**Written request**
What is the count of lines in the listing below that hold the string "medel"? Reply with that number alone.

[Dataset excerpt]

* * * * *

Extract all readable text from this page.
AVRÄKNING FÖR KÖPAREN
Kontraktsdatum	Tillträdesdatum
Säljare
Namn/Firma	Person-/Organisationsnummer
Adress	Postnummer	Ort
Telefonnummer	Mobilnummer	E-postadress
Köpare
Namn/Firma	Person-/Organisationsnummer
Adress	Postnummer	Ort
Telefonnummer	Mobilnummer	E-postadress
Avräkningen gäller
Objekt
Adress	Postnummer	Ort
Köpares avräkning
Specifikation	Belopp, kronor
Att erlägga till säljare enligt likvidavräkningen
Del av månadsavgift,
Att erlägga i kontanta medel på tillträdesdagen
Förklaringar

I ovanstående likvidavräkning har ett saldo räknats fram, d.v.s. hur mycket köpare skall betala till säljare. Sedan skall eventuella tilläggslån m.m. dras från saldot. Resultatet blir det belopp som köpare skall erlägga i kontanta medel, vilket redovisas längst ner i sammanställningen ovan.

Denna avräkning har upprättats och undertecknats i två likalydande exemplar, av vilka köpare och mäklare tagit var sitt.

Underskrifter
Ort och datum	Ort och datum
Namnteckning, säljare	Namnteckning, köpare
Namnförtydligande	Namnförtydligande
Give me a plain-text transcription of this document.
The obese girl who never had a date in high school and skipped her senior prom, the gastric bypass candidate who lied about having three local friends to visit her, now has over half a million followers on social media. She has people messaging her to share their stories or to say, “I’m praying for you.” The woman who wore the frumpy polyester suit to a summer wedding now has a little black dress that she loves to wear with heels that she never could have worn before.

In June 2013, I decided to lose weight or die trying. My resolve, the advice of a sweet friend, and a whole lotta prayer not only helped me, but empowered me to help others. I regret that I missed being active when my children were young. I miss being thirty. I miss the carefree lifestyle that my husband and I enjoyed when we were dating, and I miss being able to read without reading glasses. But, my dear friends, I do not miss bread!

* * * * *

**Written answer**
2